**TASK DESCRIPTION:** Skip the pictures and quote all of the lines exactly.

**RECORDS PROVIDED:**
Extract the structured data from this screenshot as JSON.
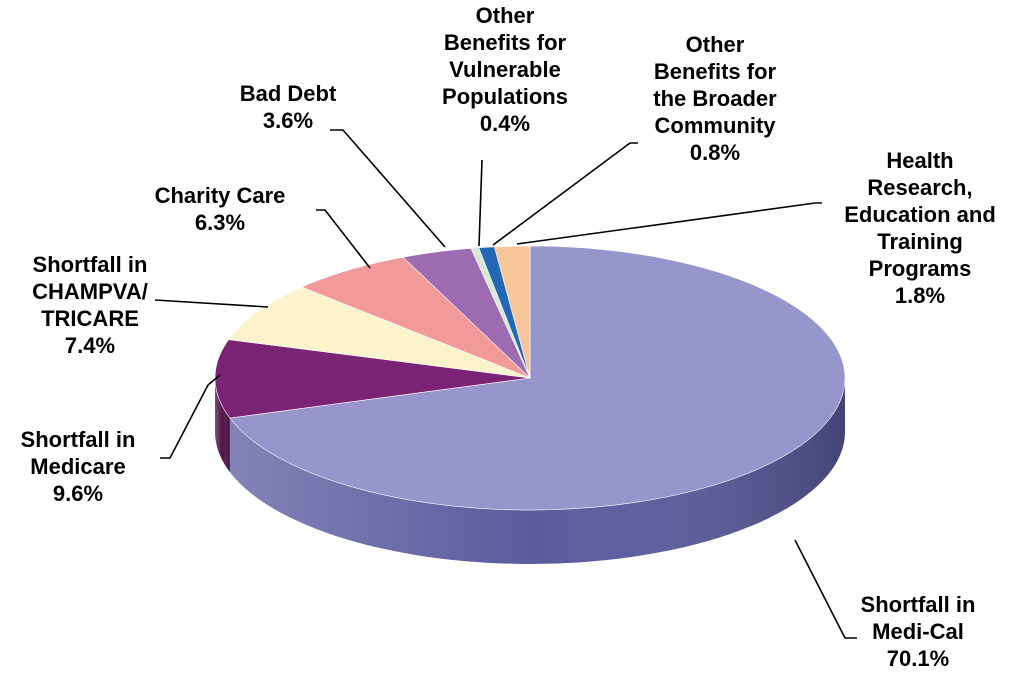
{
  "chart_data": {
    "type": "pie",
    "title": "",
    "unit": "%",
    "slices": [
      {
        "label_lines": [
          "Shortfall in",
          "Medi-Cal"
        ],
        "value_text": "70.1%",
        "value": 70.1,
        "color": "#9696CC",
        "side_color": "#5A5A9E"
      },
      {
        "label_lines": [
          "Shortfall in",
          "Medicare"
        ],
        "value_text": "9.6%",
        "value": 9.6,
        "color": "#7B2475",
        "side_color": "#4F1449"
      },
      {
        "label_lines": [
          "Shortfall in",
          "CHAMPVA/",
          "TRICARE"
        ],
        "value_text": "7.4%",
        "value": 7.4,
        "color": "#FBF3CC",
        "side_color": "#D9CFA0"
      },
      {
        "label_lines": [
          "Charity Care"
        ],
        "value_text": "6.3%",
        "value": 6.3,
        "color": "#F29A9A",
        "side_color": "#C46F6F"
      },
      {
        "label_lines": [
          "Bad Debt"
        ],
        "value_text": "3.6%",
        "value": 3.6,
        "color": "#9C6BB1",
        "side_color": "#6E4783"
      },
      {
        "label_lines": [
          "Other",
          "Benefits for",
          "Vulnerable",
          "Populations"
        ],
        "value_text": "0.4%",
        "value": 0.4,
        "color": "#D7E8D2",
        "side_color": "#A6B9A1"
      },
      {
        "label_lines": [
          "Other",
          "Benefits for",
          "the Broader",
          "Community"
        ],
        "value_text": "0.8%",
        "value": 0.8,
        "color": "#2467B5",
        "side_color": "#174682"
      },
      {
        "label_lines": [
          "Health",
          "Research,",
          "Education and",
          "Training",
          "Programs"
        ],
        "value_text": "1.8%",
        "value": 1.8,
        "color": "#F7C79B",
        "side_color": "#C99A70"
      }
    ]
  }
}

**REPLY:**
Extract the structured data from this screenshot as JSON.
{
  "chart_data": {
    "type": "pie",
    "title": "",
    "unit": "%",
    "slices": [
      {
        "label_lines": [
          "Shortfall in",
          "Medi-Cal"
        ],
        "value_text": "70.1%",
        "value": 70.1,
        "color": "#9696CC",
        "side_color": "#5A5A9E"
      },
      {
        "label_lines": [
          "Shortfall in",
          "Medicare"
        ],
        "value_text": "9.6%",
        "value": 9.6,
        "color": "#7B2475",
        "side_color": "#4F1449"
      },
      {
        "label_lines": [
          "Shortfall in",
          "CHAMPVA/",
          "TRICARE"
        ],
        "value_text": "7.4%",
        "value": 7.4,
        "color": "#FBF3CC",
        "side_color": "#D9CFA0"
      },
      {
        "label_lines": [
          "Charity Care"
        ],
        "value_text": "6.3%",
        "value": 6.3,
        "color": "#F29A9A",
        "side_color": "#C46F6F"
      },
      {
        "label_lines": [
          "Bad Debt"
        ],
        "value_text": "3.6%",
        "value": 3.6,
        "color": "#9C6BB1",
        "side_color": "#6E4783"
      },
      {
        "label_lines": [
          "Other",
          "Benefits for",
          "Vulnerable",
          "Populations"
        ],
        "value_text": "0.4%",
        "value": 0.4,
        "color": "#D7E8D2",
        "side_color": "#A6B9A1"
      },
      {
        "label_lines": [
          "Other",
          "Benefits for",
          "the Broader",
          "Community"
        ],
        "value_text": "0.8%",
        "value": 0.8,
        "color": "#2467B5",
        "side_color": "#174682"
      },
      {
        "label_lines": [
          "Health",
          "Research,",
          "Education and",
          "Training",
          "Programs"
        ],
        "value_text": "1.8%",
        "value": 1.8,
        "color": "#F7C79B",
        "side_color": "#C99A70"
      }
    ]
  }
}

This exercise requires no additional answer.